YOUR OBJECTIVE:
Pull out from the material below all lines with "this".

DATA SUPPLIED:
>> begin
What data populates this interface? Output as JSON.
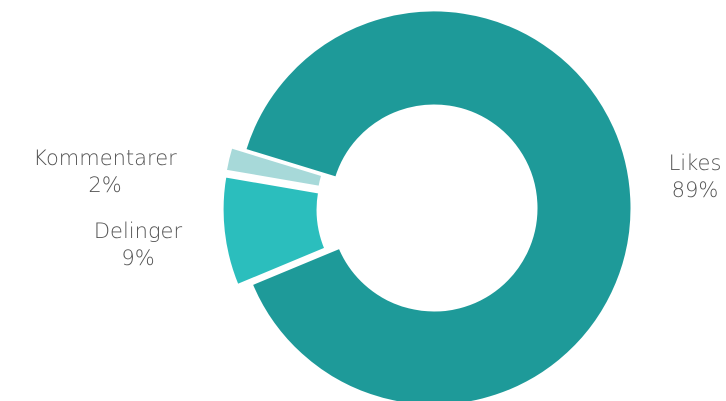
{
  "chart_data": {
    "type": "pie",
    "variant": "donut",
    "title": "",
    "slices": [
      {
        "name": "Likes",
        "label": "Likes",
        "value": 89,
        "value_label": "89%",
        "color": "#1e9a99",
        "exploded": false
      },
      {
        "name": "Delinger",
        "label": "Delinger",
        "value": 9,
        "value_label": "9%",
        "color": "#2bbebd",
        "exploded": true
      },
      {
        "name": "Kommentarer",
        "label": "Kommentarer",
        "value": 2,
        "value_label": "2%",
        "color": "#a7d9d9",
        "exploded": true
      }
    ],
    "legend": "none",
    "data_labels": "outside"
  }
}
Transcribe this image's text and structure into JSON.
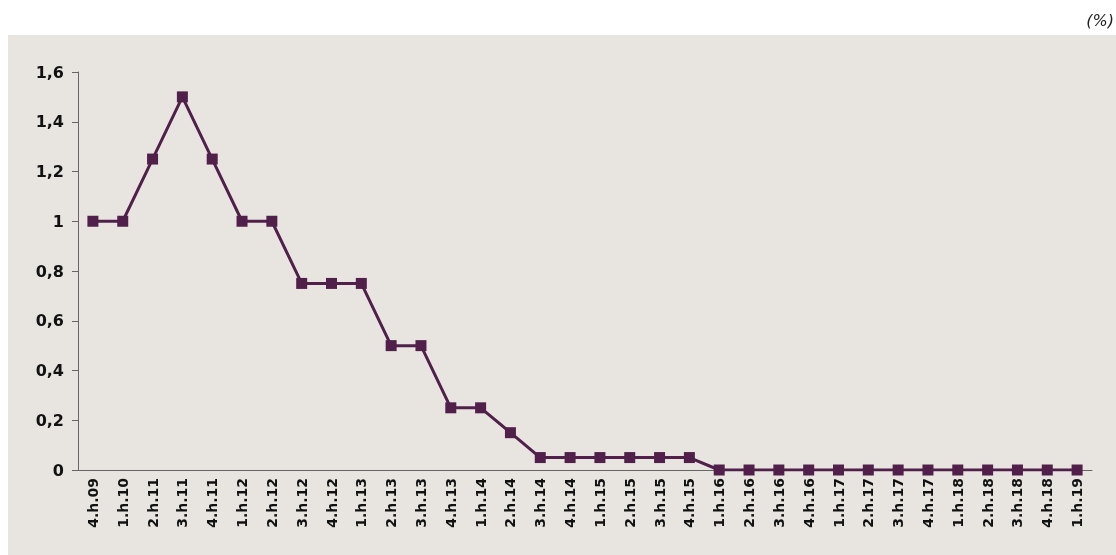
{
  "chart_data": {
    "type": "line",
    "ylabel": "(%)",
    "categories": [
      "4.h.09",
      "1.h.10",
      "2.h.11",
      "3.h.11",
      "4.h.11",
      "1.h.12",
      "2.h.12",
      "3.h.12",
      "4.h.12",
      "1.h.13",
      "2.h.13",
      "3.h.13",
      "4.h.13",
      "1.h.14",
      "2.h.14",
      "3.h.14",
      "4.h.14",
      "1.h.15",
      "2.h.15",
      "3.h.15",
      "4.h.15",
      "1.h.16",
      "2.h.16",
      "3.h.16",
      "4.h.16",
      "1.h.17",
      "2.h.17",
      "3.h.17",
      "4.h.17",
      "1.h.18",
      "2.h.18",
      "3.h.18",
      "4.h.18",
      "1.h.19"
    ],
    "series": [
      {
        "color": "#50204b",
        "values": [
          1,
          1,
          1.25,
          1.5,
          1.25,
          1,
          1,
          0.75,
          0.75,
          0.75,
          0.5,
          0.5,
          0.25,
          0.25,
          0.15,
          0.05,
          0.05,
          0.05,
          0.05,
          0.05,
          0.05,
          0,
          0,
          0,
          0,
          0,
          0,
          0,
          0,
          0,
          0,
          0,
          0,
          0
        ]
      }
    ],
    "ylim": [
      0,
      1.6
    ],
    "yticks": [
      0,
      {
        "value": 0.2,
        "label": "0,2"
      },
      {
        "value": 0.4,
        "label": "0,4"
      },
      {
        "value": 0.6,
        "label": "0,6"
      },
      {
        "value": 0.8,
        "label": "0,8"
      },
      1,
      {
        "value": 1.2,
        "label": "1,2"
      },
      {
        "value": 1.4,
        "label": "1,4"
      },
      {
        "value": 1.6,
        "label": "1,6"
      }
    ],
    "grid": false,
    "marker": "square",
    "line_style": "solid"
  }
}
>> end
TASK SOLUTION:
What data populates this interface? Output as JSON.
Transcribe this image's text and structure into JSON.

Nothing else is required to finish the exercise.